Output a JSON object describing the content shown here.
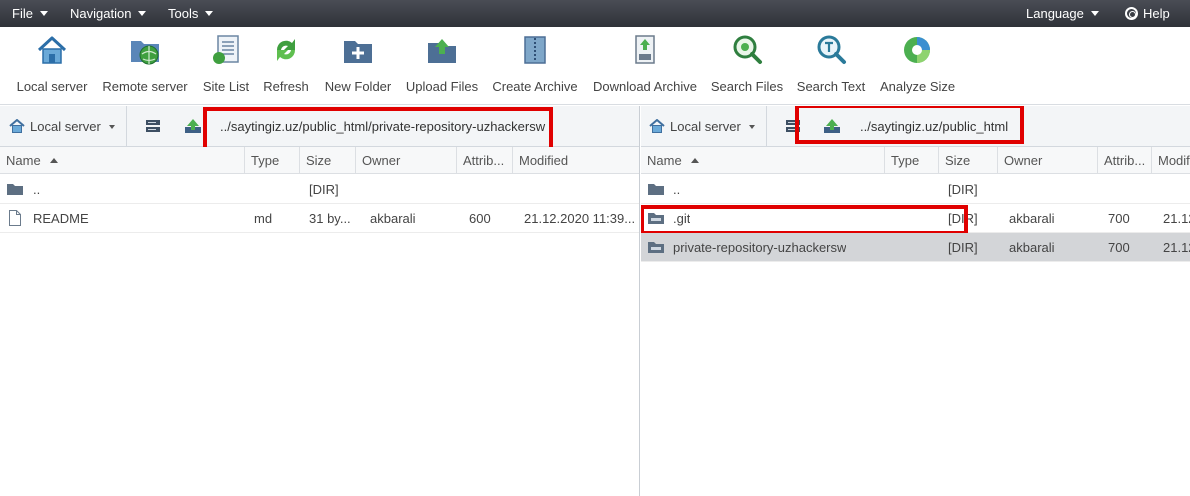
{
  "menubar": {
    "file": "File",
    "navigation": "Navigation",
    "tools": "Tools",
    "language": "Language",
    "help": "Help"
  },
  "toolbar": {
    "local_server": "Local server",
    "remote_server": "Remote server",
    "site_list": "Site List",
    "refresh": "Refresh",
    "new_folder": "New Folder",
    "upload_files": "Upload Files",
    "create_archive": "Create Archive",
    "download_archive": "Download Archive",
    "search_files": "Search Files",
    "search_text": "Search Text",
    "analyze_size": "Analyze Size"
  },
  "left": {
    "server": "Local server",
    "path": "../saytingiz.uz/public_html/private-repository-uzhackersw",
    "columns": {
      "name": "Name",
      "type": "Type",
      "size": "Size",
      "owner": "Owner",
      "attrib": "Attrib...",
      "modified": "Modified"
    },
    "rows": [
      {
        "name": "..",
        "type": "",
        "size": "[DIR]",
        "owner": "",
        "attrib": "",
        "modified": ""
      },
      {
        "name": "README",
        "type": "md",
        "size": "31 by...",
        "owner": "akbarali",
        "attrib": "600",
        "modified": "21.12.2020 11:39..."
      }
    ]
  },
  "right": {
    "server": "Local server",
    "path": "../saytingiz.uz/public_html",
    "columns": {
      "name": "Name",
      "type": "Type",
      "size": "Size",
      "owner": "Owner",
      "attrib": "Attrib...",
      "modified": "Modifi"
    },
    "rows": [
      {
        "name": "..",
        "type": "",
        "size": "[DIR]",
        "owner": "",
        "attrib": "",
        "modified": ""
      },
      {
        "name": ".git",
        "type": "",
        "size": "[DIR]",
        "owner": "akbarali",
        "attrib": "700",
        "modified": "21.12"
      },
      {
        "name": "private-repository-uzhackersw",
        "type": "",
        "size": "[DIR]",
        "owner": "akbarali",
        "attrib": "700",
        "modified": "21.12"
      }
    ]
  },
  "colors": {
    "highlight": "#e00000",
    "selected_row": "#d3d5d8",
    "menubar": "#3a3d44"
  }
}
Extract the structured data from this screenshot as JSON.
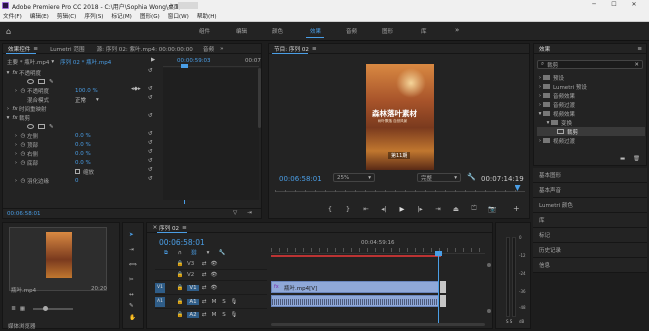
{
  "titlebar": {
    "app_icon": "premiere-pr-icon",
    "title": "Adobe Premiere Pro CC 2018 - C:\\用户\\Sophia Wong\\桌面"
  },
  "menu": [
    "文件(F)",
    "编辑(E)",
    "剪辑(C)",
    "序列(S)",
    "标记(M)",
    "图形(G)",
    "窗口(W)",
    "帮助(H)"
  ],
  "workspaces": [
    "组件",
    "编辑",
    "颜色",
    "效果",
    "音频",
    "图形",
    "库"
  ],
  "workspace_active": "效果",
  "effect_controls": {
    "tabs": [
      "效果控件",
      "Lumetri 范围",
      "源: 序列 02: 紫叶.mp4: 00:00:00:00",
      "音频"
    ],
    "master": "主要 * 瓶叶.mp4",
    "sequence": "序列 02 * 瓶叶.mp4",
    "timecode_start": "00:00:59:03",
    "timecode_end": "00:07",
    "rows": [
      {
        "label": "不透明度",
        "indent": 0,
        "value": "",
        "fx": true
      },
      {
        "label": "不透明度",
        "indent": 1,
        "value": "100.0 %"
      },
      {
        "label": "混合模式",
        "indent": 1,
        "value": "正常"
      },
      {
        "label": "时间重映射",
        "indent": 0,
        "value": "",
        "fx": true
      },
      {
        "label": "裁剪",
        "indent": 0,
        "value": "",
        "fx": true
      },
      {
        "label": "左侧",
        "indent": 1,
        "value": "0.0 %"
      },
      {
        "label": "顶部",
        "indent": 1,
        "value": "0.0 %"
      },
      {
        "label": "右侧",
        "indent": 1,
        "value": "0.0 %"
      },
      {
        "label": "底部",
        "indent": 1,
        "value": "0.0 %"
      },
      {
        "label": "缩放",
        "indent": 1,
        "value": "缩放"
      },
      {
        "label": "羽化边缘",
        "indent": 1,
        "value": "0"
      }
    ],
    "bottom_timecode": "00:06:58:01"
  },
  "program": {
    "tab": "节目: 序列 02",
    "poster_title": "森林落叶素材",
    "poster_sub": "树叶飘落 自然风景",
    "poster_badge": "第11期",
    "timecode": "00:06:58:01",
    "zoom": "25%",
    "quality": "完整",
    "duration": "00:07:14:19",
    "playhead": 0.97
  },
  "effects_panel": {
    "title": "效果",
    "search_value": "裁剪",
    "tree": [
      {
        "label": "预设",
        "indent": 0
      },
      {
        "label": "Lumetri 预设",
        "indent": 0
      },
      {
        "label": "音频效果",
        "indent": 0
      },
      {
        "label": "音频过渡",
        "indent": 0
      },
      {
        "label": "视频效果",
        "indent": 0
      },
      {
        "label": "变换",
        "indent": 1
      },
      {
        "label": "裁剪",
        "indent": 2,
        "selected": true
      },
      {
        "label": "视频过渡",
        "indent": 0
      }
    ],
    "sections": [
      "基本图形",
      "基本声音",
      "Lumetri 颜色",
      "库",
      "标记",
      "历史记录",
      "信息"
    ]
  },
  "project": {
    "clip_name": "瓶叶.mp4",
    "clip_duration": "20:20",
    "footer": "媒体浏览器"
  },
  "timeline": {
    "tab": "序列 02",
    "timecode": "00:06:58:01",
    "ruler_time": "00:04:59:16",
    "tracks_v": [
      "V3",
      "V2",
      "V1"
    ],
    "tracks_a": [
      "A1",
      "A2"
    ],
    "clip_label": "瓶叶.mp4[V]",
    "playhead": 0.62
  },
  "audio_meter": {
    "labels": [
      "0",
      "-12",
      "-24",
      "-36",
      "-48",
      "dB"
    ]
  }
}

* * *

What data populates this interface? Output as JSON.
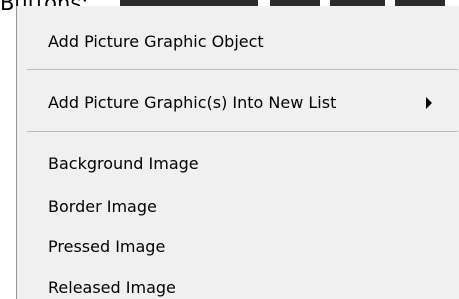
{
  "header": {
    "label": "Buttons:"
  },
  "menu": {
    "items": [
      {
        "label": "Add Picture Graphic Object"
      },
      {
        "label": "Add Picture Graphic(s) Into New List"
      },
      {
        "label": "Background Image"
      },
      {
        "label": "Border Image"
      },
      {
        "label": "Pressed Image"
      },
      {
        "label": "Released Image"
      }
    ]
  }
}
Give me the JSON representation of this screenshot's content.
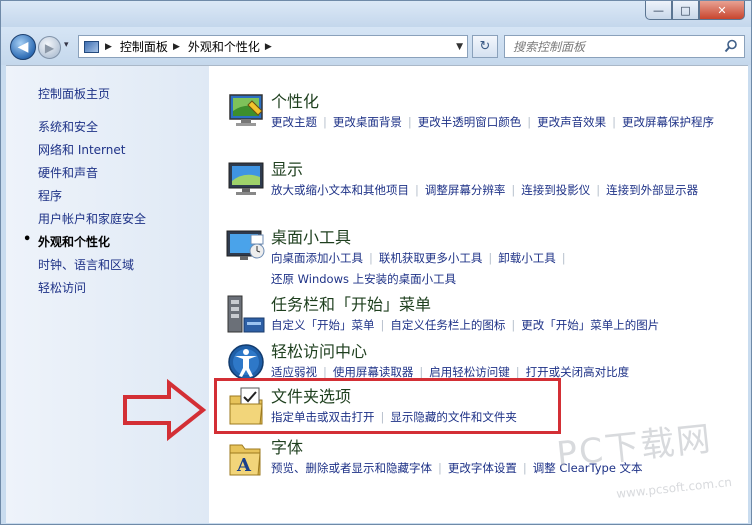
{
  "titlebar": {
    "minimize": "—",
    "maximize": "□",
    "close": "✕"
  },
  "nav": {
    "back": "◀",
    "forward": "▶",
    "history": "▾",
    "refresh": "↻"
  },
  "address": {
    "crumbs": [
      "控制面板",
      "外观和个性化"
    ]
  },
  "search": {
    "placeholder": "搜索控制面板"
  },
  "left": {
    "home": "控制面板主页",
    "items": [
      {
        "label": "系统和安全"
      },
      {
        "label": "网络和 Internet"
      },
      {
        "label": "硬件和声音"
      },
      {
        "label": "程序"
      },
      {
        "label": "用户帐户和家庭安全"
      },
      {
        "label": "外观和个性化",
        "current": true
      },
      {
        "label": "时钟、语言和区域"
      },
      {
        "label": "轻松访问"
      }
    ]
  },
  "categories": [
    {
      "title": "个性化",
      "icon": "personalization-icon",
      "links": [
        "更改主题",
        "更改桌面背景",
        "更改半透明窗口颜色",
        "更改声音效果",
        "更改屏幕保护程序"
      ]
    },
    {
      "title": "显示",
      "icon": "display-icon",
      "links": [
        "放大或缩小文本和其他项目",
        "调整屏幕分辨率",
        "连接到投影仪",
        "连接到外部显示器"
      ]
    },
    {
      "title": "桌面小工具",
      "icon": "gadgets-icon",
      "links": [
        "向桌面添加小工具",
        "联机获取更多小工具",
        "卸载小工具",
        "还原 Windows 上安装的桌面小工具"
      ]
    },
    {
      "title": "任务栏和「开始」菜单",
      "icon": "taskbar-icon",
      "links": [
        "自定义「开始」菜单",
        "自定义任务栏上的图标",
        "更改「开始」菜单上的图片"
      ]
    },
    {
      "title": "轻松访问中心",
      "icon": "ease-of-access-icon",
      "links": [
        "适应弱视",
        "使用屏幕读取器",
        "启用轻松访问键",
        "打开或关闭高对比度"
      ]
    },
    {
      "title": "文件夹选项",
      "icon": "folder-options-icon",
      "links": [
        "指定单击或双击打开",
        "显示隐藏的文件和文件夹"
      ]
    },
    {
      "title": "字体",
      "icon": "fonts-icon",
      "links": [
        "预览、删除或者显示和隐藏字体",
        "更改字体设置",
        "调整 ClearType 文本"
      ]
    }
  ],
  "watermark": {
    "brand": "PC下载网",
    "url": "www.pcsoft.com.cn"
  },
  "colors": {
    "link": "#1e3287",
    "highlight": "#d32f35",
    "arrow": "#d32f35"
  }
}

**Problem to solve:**
Check each line of the entries above, and show every one holding the word "List".

**Exercise solution:**
    "site_list": "Site List",
        "label": "Add Picture Graphic(s) Into New List"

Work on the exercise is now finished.